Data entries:
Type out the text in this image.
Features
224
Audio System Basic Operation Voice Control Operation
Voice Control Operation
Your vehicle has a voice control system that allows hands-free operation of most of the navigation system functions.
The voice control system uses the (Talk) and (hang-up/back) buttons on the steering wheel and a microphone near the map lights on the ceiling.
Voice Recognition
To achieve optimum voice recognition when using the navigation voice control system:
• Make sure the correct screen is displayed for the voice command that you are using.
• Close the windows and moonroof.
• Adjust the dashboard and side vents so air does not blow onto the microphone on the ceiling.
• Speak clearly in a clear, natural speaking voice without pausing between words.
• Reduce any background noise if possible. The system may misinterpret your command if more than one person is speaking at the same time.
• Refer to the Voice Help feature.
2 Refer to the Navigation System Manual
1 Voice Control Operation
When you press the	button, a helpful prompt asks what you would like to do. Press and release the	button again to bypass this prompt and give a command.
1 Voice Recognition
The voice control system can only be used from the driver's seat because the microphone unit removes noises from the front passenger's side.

Required task:
Identify the lines in the entries that hold "ceiling" and return each one.

Response to this exercise:
The voice control system uses the (Talk) and (hang-up/back) buttons on the steering wheel and a microphone near the map lights on the ceiling.
• Adjust the dashboard and side vents so air does not blow onto the microphone on the ceiling.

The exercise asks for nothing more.